**Exercise task**
Copy out every record below with complete accuracy.

**Given records**
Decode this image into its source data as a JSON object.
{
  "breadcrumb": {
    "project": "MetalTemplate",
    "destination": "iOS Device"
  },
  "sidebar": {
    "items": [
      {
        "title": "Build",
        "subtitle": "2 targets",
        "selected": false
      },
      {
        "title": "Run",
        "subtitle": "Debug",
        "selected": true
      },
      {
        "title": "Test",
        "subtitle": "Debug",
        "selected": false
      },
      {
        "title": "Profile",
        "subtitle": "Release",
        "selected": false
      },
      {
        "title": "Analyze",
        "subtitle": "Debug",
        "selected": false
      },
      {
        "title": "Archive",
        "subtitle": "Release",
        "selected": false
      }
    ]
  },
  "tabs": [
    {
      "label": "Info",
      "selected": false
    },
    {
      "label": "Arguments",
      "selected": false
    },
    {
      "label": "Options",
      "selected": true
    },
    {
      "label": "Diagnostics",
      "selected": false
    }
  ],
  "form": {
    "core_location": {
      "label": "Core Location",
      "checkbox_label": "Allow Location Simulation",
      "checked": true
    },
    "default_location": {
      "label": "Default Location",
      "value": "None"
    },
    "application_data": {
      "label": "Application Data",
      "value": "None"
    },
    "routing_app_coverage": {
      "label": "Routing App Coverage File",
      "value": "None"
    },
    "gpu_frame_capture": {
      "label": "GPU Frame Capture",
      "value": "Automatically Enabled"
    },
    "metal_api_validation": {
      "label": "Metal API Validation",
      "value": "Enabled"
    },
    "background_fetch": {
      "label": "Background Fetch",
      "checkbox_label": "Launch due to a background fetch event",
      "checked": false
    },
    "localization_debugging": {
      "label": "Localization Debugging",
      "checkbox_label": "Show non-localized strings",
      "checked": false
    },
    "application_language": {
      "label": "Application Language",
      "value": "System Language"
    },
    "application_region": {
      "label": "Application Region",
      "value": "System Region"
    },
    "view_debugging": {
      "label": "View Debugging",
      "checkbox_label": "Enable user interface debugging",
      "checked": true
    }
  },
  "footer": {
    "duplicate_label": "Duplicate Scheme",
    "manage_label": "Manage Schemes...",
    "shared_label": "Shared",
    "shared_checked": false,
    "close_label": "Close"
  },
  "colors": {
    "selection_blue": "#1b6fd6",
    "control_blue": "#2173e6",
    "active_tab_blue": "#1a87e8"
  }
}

**Complete output**
Decode this image into its source data as a JSON object.
{
  "breadcrumb": {
    "project": "MetalTemplate",
    "destination": "iOS Device"
  },
  "sidebar": {
    "items": [
      {
        "title": "Build",
        "subtitle": "2 targets",
        "selected": false
      },
      {
        "title": "Run",
        "subtitle": "Debug",
        "selected": true
      },
      {
        "title": "Test",
        "subtitle": "Debug",
        "selected": false
      },
      {
        "title": "Profile",
        "subtitle": "Release",
        "selected": false
      },
      {
        "title": "Analyze",
        "subtitle": "Debug",
        "selected": false
      },
      {
        "title": "Archive",
        "subtitle": "Release",
        "selected": false
      }
    ]
  },
  "tabs": [
    {
      "label": "Info",
      "selected": false
    },
    {
      "label": "Arguments",
      "selected": false
    },
    {
      "label": "Options",
      "selected": true
    },
    {
      "label": "Diagnostics",
      "selected": false
    }
  ],
  "form": {
    "core_location": {
      "label": "Core Location",
      "checkbox_label": "Allow Location Simulation",
      "checked": true
    },
    "default_location": {
      "label": "Default Location",
      "value": "None"
    },
    "application_data": {
      "label": "Application Data",
      "value": "None"
    },
    "routing_app_coverage": {
      "label": "Routing App Coverage File",
      "value": "None"
    },
    "gpu_frame_capture": {
      "label": "GPU Frame Capture",
      "value": "Automatically Enabled"
    },
    "metal_api_validation": {
      "label": "Metal API Validation",
      "value": "Enabled"
    },
    "background_fetch": {
      "label": "Background Fetch",
      "checkbox_label": "Launch due to a background fetch event",
      "checked": false
    },
    "localization_debugging": {
      "label": "Localization Debugging",
      "checkbox_label": "Show non-localized strings",
      "checked": false
    },
    "application_language": {
      "label": "Application Language",
      "value": "System Language"
    },
    "application_region": {
      "label": "Application Region",
      "value": "System Region"
    },
    "view_debugging": {
      "label": "View Debugging",
      "checkbox_label": "Enable user interface debugging",
      "checked": true
    }
  },
  "footer": {
    "duplicate_label": "Duplicate Scheme",
    "manage_label": "Manage Schemes...",
    "shared_label": "Shared",
    "shared_checked": false,
    "close_label": "Close"
  },
  "colors": {
    "selection_blue": "#1b6fd6",
    "control_blue": "#2173e6",
    "active_tab_blue": "#1a87e8"
  }
}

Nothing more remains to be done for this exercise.